REQUIRED TASK: Each entry below is to be duplicated verbatim.

AVAILABLE DATA:
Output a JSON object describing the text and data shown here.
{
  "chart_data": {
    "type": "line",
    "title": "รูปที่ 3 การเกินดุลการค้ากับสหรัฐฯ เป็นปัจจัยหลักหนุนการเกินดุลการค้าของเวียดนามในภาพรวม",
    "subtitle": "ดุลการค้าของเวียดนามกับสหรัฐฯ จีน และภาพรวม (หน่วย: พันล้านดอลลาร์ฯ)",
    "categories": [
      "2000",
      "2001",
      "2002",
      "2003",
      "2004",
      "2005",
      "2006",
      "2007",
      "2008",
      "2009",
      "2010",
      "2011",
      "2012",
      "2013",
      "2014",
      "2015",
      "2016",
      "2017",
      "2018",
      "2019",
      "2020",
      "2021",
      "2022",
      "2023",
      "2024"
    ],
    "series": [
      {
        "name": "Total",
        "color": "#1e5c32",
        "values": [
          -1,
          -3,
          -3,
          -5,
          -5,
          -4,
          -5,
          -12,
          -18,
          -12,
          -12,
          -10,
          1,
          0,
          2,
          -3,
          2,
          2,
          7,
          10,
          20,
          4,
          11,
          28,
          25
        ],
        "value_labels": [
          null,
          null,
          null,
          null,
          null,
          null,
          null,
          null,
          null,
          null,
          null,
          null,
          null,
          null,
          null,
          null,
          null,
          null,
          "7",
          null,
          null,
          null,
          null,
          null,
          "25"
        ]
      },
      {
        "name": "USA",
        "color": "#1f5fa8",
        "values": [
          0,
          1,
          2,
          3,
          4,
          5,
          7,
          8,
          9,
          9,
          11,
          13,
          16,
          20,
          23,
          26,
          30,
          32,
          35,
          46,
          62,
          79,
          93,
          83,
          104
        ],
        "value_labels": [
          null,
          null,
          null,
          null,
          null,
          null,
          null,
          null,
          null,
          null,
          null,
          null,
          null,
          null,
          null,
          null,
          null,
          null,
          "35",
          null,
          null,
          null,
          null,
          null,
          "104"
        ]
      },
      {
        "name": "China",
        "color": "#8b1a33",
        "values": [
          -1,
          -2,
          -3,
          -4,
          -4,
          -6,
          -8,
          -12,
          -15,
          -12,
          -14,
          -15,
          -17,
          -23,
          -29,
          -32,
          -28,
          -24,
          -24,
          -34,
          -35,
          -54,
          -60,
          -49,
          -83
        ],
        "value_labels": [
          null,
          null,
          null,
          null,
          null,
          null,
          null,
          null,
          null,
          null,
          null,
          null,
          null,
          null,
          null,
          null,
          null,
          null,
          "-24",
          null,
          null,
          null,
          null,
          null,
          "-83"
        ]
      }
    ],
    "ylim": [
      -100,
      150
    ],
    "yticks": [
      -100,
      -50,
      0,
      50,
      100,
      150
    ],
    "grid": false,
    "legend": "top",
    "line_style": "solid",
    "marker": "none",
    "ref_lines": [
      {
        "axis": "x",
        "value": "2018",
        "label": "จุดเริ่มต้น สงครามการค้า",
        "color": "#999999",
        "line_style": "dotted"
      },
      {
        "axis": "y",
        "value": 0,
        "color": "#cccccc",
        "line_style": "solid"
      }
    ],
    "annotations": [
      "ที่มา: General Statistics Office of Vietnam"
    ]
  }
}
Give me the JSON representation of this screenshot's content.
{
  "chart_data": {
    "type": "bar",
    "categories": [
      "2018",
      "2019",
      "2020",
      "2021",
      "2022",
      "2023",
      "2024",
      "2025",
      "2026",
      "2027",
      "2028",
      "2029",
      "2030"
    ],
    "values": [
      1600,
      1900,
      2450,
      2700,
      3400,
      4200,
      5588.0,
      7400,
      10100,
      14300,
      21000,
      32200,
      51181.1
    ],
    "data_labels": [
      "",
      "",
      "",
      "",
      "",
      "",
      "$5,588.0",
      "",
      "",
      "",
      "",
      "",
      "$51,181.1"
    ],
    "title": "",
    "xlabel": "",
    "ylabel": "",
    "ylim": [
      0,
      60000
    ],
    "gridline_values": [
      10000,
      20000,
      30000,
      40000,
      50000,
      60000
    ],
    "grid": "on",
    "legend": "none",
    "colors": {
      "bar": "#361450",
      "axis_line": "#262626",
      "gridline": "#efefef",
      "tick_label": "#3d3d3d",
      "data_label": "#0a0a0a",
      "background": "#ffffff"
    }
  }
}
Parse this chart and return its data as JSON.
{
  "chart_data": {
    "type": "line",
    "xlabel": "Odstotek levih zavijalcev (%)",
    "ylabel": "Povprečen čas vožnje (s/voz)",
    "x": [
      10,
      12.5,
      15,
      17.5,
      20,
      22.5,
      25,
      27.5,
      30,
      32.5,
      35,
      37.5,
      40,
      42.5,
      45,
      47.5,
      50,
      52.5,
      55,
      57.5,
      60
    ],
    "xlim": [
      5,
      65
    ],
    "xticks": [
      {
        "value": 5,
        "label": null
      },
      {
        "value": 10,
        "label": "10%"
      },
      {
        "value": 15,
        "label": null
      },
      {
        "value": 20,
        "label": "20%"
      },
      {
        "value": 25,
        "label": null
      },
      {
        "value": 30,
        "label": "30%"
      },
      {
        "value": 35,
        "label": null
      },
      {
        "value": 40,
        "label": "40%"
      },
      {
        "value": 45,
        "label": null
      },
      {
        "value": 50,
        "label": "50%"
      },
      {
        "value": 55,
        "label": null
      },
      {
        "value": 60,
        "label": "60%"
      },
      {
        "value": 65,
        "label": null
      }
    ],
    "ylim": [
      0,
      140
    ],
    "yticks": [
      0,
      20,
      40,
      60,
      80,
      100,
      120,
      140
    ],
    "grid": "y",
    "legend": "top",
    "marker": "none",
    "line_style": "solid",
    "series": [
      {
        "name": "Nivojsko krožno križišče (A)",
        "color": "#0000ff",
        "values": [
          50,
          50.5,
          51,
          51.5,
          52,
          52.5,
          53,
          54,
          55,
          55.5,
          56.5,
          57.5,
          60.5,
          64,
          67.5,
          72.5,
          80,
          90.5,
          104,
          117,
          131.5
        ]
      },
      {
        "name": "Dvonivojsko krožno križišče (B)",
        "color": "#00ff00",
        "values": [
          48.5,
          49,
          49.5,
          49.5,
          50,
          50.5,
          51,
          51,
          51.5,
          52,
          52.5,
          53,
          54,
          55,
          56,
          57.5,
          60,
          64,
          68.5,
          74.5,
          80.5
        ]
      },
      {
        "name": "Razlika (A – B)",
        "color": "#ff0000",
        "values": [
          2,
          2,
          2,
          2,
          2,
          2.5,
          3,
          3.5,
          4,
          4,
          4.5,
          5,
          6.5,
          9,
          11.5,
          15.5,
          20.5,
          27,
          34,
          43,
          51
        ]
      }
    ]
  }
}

WORKED SOLUTION:
Output a JSON object describing the text and data shown here.
{
  "chart_data": {
    "type": "line",
    "title": "รูปที่ 3 การเกินดุลการค้ากับสหรัฐฯ เป็นปัจจัยหลักหนุนการเกินดุลการค้าของเวียดนามในภาพรวม",
    "subtitle": "ดุลการค้าของเวียดนามกับสหรัฐฯ จีน และภาพรวม (หน่วย: พันล้านดอลลาร์ฯ)",
    "categories": [
      "2000",
      "2001",
      "2002",
      "2003",
      "2004",
      "2005",
      "2006",
      "2007",
      "2008",
      "2009",
      "2010",
      "2011",
      "2012",
      "2013",
      "2014",
      "2015",
      "2016",
      "2017",
      "2018",
      "2019",
      "2020",
      "2021",
      "2022",
      "2023",
      "2024"
    ],
    "series": [
      {
        "name": "Total",
        "color": "#1e5c32",
        "values": [
          -1,
          -3,
          -3,
          -5,
          -5,
          -4,
          -5,
          -12,
          -18,
          -12,
          -12,
          -10,
          1,
          0,
          2,
          -3,
          2,
          2,
          7,
          10,
          20,
          4,
          11,
          28,
          25
        ],
        "value_labels": [
          null,
          null,
          null,
          null,
          null,
          null,
          null,
          null,
          null,
          null,
          null,
          null,
          null,
          null,
          null,
          null,
          null,
          null,
          "7",
          null,
          null,
          null,
          null,
          null,
          "25"
        ]
      },
      {
        "name": "USA",
        "color": "#1f5fa8",
        "values": [
          0,
          1,
          2,
          3,
          4,
          5,
          7,
          8,
          9,
          9,
          11,
          13,
          16,
          20,
          23,
          26,
          30,
          32,
          35,
          46,
          62,
          79,
          93,
          83,
          104
        ],
        "value_labels": [
          null,
          null,
          null,
          null,
          null,
          null,
          null,
          null,
          null,
          null,
          null,
          null,
          null,
          null,
          null,
          null,
          null,
          null,
          "35",
          null,
          null,
          null,
          null,
          null,
          "104"
        ]
      },
      {
        "name": "China",
        "color": "#8b1a33",
        "values": [
          -1,
          -2,
          -3,
          -4,
          -4,
          -6,
          -8,
          -12,
          -15,
          -12,
          -14,
          -15,
          -17,
          -23,
          -29,
          -32,
          -28,
          -24,
          -24,
          -34,
          -35,
          -54,
          -60,
          -49,
          -83
        ],
        "value_labels": [
          null,
          null,
          null,
          null,
          null,
          null,
          null,
          null,
          null,
          null,
          null,
          null,
          null,
          null,
          null,
          null,
          null,
          null,
          "-24",
          null,
          null,
          null,
          null,
          null,
          "-83"
        ]
      }
    ],
    "ylim": [
      -100,
      150
    ],
    "yticks": [
      -100,
      -50,
      0,
      50,
      100,
      150
    ],
    "grid": false,
    "legend": "top",
    "line_style": "solid",
    "marker": "none",
    "ref_lines": [
      {
        "axis": "x",
        "value": "2018",
        "label": "จุดเริ่มต้น สงครามการค้า",
        "color": "#999999",
        "line_style": "dotted"
      },
      {
        "axis": "y",
        "value": 0,
        "color": "#cccccc",
        "line_style": "solid"
      }
    ],
    "annotations": [
      "ที่มา: General Statistics Office of Vietnam"
    ]
  }
}
Give me the JSON representation of this screenshot's content.
{
  "chart_data": {
    "type": "bar",
    "categories": [
      "2018",
      "2019",
      "2020",
      "2021",
      "2022",
      "2023",
      "2024",
      "2025",
      "2026",
      "2027",
      "2028",
      "2029",
      "2030"
    ],
    "values": [
      1600,
      1900,
      2450,
      2700,
      3400,
      4200,
      5588.0,
      7400,
      10100,
      14300,
      21000,
      32200,
      51181.1
    ],
    "data_labels": [
      "",
      "",
      "",
      "",
      "",
      "",
      "$5,588.0",
      "",
      "",
      "",
      "",
      "",
      "$51,181.1"
    ],
    "title": "",
    "xlabel": "",
    "ylabel": "",
    "ylim": [
      0,
      60000
    ],
    "gridline_values": [
      10000,
      20000,
      30000,
      40000,
      50000,
      60000
    ],
    "grid": "on",
    "legend": "none",
    "colors": {
      "bar": "#361450",
      "axis_line": "#262626",
      "gridline": "#efefef",
      "tick_label": "#3d3d3d",
      "data_label": "#0a0a0a",
      "background": "#ffffff"
    }
  }
}
Parse this chart and return its data as JSON.
{
  "chart_data": {
    "type": "line",
    "xlabel": "Odstotek levih zavijalcev (%)",
    "ylabel": "Povprečen čas vožnje (s/voz)",
    "x": [
      10,
      12.5,
      15,
      17.5,
      20,
      22.5,
      25,
      27.5,
      30,
      32.5,
      35,
      37.5,
      40,
      42.5,
      45,
      47.5,
      50,
      52.5,
      55,
      57.5,
      60
    ],
    "xlim": [
      5,
      65
    ],
    "xticks": [
      {
        "value": 5,
        "label": null
      },
      {
        "value": 10,
        "label": "10%"
      },
      {
        "value": 15,
        "label": null
      },
      {
        "value": 20,
        "label": "20%"
      },
      {
        "value": 25,
        "label": null
      },
      {
        "value": 30,
        "label": "30%"
      },
      {
        "value": 35,
        "label": null
      },
      {
        "value": 40,
        "label": "40%"
      },
      {
        "value": 45,
        "label": null
      },
      {
        "value": 50,
        "label": "50%"
      },
      {
        "value": 55,
        "label": null
      },
      {
        "value": 60,
        "label": "60%"
      },
      {
        "value": 65,
        "label": null
      }
    ],
    "ylim": [
      0,
      140
    ],
    "yticks": [
      0,
      20,
      40,
      60,
      80,
      100,
      120,
      140
    ],
    "grid": "y",
    "legend": "top",
    "marker": "none",
    "line_style": "solid",
    "series": [
      {
        "name": "Nivojsko krožno križišče (A)",
        "color": "#0000ff",
        "values": [
          50,
          50.5,
          51,
          51.5,
          52,
          52.5,
          53,
          54,
          55,
          55.5,
          56.5,
          57.5,
          60.5,
          64,
          67.5,
          72.5,
          80,
          90.5,
          104,
          117,
          131.5
        ]
      },
      {
        "name": "Dvonivojsko krožno križišče (B)",
        "color": "#00ff00",
        "values": [
          48.5,
          49,
          49.5,
          49.5,
          50,
          50.5,
          51,
          51,
          51.5,
          52,
          52.5,
          53,
          54,
          55,
          56,
          57.5,
          60,
          64,
          68.5,
          74.5,
          80.5
        ]
      },
      {
        "name": "Razlika (A – B)",
        "color": "#ff0000",
        "values": [
          2,
          2,
          2,
          2,
          2,
          2.5,
          3,
          3.5,
          4,
          4,
          4.5,
          5,
          6.5,
          9,
          11.5,
          15.5,
          20.5,
          27,
          34,
          43,
          51
        ]
      }
    ]
  }
}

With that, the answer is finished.